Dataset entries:
***

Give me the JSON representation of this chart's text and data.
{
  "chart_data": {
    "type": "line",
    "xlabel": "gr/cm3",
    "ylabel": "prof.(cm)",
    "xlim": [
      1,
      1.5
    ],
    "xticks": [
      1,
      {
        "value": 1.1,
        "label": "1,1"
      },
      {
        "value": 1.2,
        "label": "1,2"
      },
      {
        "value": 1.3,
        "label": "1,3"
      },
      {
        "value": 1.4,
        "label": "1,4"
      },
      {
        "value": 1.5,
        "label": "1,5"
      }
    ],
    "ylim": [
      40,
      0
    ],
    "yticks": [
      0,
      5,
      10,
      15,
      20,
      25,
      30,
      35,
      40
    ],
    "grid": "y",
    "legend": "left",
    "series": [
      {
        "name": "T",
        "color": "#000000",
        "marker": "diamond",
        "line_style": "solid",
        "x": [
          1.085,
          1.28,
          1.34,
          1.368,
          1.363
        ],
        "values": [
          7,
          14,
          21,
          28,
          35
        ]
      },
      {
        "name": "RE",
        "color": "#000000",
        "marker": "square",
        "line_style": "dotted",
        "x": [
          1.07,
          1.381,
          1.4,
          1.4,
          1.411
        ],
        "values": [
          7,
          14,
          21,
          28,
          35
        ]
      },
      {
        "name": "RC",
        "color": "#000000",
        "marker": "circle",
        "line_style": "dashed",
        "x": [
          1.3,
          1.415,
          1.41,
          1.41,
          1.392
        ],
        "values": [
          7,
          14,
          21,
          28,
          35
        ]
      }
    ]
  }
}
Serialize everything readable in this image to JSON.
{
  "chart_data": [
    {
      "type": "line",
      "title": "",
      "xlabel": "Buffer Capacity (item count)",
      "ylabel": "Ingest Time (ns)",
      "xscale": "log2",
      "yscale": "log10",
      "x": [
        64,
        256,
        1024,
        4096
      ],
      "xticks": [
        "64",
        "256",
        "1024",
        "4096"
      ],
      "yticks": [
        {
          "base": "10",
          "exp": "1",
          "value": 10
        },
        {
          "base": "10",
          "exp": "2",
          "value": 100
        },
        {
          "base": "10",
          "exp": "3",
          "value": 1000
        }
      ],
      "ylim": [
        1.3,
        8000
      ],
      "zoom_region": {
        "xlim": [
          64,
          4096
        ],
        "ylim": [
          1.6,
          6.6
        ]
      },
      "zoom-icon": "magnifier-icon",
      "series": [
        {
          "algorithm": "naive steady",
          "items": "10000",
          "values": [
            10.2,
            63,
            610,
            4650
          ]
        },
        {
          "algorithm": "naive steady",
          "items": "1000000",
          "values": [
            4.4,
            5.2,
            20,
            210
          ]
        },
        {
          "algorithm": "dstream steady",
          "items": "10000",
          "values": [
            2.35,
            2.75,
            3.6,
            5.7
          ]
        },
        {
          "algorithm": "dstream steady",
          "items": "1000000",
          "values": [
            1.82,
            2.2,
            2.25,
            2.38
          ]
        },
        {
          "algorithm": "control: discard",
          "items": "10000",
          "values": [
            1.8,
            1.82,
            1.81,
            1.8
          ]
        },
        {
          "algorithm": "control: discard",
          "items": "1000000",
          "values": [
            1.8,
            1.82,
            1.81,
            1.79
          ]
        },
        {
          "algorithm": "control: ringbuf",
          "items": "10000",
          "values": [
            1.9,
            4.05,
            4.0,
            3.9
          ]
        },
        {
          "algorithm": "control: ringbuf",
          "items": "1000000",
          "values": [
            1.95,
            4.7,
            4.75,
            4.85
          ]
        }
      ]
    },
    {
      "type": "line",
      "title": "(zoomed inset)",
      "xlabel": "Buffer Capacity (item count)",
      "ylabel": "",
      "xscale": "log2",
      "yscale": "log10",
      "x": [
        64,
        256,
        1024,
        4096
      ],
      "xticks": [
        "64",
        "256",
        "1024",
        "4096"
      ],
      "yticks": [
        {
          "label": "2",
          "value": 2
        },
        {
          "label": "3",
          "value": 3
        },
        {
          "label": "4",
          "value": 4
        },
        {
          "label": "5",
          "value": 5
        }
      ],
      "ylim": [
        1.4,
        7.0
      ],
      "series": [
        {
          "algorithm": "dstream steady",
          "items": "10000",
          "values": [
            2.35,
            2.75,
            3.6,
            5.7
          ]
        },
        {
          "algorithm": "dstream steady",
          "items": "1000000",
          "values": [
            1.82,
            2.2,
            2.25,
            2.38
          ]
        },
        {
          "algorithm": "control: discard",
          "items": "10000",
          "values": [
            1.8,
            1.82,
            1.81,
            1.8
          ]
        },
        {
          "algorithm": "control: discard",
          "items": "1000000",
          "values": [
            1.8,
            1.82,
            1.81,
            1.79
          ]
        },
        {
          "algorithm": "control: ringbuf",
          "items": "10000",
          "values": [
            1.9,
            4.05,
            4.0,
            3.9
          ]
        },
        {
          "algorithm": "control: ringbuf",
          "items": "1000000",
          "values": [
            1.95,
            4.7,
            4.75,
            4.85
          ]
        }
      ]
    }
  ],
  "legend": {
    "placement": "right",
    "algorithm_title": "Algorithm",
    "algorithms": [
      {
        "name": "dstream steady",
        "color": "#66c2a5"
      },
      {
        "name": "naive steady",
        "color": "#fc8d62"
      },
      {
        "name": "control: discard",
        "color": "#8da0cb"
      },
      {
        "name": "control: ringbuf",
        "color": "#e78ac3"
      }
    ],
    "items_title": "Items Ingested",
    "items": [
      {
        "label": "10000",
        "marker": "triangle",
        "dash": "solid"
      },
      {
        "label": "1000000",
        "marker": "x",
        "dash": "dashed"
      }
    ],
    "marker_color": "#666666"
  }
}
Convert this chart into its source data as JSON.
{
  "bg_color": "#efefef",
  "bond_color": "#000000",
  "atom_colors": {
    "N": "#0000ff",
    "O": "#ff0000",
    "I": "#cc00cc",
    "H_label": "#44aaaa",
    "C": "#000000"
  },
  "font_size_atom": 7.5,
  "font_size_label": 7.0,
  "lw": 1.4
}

***

PROBLEM TO SOLVE = Above are the records; copy exactly the lines from the one with "Convert this chart" through the final line.

TASK RESULT =
Convert this chart into its source data as JSON.
{
  "bg_color": "#efefef",
  "bond_color": "#000000",
  "atom_colors": {
    "N": "#0000ff",
    "O": "#ff0000",
    "I": "#cc00cc",
    "H_label": "#44aaaa",
    "C": "#000000"
  },
  "font_size_atom": 7.5,
  "font_size_label": 7.0,
  "lw": 1.4
}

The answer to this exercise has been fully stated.